### To do
From the entries below, copy every line that holds the word "this".

>> Start Data records

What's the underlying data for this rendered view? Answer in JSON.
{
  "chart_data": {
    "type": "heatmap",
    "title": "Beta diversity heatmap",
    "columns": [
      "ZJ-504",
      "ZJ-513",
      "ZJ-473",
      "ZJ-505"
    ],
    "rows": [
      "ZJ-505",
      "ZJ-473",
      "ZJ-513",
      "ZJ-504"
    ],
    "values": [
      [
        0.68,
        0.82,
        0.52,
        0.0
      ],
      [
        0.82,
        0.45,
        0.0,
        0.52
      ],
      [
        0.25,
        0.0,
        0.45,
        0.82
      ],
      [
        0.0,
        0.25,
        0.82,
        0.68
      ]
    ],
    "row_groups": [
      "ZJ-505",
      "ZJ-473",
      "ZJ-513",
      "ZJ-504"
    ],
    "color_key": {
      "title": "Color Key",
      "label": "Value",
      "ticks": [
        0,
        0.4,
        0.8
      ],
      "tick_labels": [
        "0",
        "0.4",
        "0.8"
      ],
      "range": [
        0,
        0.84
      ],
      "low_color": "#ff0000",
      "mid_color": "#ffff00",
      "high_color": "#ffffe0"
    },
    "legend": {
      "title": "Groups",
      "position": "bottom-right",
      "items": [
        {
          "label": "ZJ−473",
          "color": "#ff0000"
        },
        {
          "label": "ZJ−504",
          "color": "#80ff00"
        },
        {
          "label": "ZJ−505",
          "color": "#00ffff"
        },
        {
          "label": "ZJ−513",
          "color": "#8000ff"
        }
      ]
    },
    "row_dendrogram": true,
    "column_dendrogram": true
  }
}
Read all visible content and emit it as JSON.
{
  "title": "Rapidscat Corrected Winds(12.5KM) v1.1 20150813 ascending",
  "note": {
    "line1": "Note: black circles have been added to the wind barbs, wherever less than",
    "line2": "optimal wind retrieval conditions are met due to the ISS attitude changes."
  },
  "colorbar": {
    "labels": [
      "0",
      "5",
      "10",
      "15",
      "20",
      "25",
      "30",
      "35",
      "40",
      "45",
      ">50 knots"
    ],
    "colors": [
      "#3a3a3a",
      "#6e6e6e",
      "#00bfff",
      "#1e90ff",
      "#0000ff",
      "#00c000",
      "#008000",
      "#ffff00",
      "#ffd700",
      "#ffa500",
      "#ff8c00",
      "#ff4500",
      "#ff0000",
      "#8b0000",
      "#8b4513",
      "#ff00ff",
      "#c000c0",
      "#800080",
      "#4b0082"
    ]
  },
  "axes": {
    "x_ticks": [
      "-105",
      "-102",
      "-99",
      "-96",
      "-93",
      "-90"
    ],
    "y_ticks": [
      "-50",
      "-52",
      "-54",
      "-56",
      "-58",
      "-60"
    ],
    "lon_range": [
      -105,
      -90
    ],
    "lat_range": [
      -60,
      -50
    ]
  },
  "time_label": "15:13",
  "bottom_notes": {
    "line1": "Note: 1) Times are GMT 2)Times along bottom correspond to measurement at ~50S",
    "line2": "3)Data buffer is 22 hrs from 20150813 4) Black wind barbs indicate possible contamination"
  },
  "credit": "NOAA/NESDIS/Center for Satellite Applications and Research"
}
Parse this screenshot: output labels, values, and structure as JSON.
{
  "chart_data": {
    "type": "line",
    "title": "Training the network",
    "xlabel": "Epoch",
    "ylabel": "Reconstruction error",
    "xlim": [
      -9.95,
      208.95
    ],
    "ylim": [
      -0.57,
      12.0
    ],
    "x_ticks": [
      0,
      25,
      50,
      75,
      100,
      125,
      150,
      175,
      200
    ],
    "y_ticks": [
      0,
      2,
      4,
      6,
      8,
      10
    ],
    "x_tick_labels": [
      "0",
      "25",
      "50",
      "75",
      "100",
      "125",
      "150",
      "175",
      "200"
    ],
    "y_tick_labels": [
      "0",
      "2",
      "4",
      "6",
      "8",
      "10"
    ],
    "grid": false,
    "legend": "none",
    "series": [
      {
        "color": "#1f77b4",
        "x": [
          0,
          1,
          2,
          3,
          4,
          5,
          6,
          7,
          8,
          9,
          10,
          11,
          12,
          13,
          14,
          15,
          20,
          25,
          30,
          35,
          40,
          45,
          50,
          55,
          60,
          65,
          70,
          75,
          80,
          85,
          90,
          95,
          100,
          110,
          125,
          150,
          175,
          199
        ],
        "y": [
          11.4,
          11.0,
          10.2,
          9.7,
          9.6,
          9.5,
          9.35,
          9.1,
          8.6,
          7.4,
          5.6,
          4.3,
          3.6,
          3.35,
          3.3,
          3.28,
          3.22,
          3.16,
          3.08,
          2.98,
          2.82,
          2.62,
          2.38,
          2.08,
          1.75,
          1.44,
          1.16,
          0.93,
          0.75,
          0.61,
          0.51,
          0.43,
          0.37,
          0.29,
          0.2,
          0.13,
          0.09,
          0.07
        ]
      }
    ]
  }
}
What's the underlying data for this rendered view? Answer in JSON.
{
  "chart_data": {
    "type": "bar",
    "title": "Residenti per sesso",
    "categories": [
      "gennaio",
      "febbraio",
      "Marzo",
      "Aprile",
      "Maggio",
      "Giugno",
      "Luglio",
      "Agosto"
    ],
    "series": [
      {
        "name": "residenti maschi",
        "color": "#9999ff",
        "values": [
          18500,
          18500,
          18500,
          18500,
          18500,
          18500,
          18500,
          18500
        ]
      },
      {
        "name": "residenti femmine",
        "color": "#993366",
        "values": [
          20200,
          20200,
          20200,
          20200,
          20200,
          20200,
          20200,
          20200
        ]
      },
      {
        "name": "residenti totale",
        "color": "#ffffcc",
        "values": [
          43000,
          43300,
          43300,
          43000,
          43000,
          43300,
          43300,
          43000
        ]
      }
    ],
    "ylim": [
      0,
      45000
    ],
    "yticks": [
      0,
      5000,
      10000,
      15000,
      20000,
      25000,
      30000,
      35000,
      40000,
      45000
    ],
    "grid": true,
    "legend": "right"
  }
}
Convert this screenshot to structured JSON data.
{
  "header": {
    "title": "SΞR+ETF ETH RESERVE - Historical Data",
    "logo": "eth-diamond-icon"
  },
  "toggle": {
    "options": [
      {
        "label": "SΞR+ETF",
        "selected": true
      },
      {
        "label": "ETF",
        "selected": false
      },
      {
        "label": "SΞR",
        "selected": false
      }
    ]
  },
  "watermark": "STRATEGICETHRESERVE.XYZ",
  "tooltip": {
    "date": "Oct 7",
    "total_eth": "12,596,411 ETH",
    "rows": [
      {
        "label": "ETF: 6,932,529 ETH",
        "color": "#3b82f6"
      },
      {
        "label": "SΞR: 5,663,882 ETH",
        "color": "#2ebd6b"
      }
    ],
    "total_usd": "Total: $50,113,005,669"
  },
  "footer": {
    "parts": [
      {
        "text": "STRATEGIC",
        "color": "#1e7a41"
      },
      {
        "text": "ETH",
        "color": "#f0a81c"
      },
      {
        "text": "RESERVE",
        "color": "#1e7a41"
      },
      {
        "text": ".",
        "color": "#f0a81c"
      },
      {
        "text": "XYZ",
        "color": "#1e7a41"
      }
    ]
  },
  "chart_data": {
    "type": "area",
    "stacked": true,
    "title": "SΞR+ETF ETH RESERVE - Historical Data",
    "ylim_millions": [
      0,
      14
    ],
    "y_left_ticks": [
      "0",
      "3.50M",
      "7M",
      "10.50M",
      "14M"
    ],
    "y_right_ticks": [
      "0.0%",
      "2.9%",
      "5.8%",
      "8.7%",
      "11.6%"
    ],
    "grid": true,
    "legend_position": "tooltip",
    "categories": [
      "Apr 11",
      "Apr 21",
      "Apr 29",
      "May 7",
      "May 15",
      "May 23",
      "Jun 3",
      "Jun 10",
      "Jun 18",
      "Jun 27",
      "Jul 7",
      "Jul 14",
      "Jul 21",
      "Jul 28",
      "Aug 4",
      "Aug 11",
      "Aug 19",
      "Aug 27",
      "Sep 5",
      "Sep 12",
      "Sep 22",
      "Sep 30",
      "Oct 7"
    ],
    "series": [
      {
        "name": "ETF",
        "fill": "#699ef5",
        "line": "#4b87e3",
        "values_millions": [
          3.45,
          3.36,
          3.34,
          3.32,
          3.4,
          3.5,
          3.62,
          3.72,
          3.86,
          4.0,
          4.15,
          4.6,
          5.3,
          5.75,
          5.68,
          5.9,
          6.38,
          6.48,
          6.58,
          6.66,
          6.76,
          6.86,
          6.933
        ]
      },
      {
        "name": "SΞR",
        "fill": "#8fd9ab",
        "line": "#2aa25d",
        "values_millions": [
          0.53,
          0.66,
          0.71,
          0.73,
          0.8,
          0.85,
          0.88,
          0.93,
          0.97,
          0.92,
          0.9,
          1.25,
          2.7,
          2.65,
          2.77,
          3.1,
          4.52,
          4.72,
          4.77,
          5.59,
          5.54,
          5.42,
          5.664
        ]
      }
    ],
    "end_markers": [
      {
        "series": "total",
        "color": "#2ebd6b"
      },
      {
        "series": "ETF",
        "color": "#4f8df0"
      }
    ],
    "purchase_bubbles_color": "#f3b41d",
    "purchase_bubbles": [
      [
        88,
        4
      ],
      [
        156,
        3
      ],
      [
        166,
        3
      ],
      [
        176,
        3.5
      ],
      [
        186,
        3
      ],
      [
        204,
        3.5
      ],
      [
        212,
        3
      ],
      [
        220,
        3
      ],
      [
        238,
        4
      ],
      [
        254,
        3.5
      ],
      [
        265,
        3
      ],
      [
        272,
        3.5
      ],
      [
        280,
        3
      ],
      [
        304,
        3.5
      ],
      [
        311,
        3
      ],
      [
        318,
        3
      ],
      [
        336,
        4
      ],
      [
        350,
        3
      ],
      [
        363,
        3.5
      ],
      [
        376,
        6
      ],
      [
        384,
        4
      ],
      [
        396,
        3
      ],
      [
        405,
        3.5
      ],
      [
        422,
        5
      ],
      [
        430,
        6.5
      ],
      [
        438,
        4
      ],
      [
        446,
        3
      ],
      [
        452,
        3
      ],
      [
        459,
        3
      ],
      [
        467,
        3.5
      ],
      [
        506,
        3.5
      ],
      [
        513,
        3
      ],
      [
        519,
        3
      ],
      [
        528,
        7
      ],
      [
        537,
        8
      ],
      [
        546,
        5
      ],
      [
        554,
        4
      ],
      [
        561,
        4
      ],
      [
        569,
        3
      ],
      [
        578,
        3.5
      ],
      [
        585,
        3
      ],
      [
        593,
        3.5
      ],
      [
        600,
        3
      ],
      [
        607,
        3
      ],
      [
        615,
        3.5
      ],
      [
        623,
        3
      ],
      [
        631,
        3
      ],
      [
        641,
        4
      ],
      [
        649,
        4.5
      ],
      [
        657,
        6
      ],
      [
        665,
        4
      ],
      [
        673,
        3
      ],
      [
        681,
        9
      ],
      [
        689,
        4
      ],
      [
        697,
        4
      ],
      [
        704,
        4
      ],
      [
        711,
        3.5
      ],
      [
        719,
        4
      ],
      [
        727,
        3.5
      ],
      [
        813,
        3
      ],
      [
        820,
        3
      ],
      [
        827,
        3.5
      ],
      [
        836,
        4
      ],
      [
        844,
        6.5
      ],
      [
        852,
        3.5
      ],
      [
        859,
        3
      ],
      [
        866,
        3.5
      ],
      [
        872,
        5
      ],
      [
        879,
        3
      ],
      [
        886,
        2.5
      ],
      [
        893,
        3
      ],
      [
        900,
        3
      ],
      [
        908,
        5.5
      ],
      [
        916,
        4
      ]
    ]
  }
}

>> End Data records

### Problem solution
What's the underlying data for this rendered view? Answer in JSON.
Parse this screenshot: output labels, values, and structure as JSON.
What's the underlying data for this rendered view? Answer in JSON.
Convert this screenshot to structured JSON data.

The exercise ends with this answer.